> _What you are asked to do_
Reproduce each of the lines below verbatim, keeping every character and their order unchanged.

> _Records shown_

- - -

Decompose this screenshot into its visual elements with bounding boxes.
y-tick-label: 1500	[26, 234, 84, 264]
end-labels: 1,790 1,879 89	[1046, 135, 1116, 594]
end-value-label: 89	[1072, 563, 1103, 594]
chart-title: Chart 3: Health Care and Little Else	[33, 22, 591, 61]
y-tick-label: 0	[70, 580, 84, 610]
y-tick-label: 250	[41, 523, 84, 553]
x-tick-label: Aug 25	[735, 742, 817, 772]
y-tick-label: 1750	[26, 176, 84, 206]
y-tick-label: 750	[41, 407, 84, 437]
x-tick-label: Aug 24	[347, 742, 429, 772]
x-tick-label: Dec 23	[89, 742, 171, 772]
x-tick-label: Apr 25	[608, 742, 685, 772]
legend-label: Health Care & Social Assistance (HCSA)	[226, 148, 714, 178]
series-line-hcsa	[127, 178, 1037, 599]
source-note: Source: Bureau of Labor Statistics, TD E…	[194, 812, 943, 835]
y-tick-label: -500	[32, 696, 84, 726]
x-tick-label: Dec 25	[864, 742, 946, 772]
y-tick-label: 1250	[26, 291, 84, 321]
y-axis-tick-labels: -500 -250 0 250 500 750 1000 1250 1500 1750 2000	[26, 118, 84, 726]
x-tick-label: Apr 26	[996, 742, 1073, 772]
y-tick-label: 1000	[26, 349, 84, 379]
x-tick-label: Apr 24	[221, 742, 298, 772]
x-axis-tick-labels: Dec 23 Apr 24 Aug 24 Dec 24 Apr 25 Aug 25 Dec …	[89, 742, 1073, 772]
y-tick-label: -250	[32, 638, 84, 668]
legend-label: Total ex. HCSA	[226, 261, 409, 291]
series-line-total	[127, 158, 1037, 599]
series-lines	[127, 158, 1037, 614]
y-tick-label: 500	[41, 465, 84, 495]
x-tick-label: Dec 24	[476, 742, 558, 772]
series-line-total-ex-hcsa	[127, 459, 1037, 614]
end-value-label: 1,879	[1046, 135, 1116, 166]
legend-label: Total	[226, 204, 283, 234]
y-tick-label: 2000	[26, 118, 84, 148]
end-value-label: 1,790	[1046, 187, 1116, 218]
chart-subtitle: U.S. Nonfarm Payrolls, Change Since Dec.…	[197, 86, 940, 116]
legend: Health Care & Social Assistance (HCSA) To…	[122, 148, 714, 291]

- - -

> _Result_
Decompose this screenshot into its visual elements with bounding boxes.
y-tick-label: 1500	[26, 234, 84, 264]
end-labels: 1,790 1,879 89	[1046, 135, 1116, 594]
end-value-label: 89	[1072, 563, 1103, 594]
chart-title: Chart 3: Health Care and Little Else	[33, 22, 591, 61]
y-tick-label: 0	[70, 580, 84, 610]
y-tick-label: 250	[41, 523, 84, 553]
x-tick-label: Aug 25	[735, 742, 817, 772]
y-tick-label: 1750	[26, 176, 84, 206]
y-tick-label: 750	[41, 407, 84, 437]
x-tick-label: Aug 24	[347, 742, 429, 772]
x-tick-label: Dec 23	[89, 742, 171, 772]
x-tick-label: Apr 25	[608, 742, 685, 772]
legend-label: Health Care & Social Assistance (HCSA)	[226, 148, 714, 178]
series-line-hcsa	[127, 178, 1037, 599]
source-note: Source: Bureau of Labor Statistics, TD E…	[194, 812, 943, 835]
y-tick-label: -500	[32, 696, 84, 726]
x-tick-label: Dec 25	[864, 742, 946, 772]
y-tick-label: 1250	[26, 291, 84, 321]
y-axis-tick-labels: -500 -250 0 250 500 750 1000 1250 1500 1750 2000	[26, 118, 84, 726]
x-tick-label: Apr 26	[996, 742, 1073, 772]
y-tick-label: 1000	[26, 349, 84, 379]
x-tick-label: Apr 24	[221, 742, 298, 772]
x-axis-tick-labels: Dec 23 Apr 24 Aug 24 Dec 24 Apr 25 Aug 25 Dec …	[89, 742, 1073, 772]
y-tick-label: -250	[32, 638, 84, 668]
legend-label: Total ex. HCSA	[226, 261, 409, 291]
series-line-total	[127, 158, 1037, 599]
series-lines	[127, 158, 1037, 614]
y-tick-label: 500	[41, 465, 84, 495]
x-tick-label: Dec 24	[476, 742, 558, 772]
series-line-total-ex-hcsa	[127, 459, 1037, 614]
end-value-label: 1,879	[1046, 135, 1116, 166]
legend-label: Total	[226, 204, 283, 234]
y-tick-label: 2000	[26, 118, 84, 148]
end-value-label: 1,790	[1046, 187, 1116, 218]
chart-subtitle: U.S. Nonfarm Payrolls, Change Since Dec.…	[197, 86, 940, 116]
legend: Health Care & Social Assistance (HCSA) To…	[122, 148, 714, 291]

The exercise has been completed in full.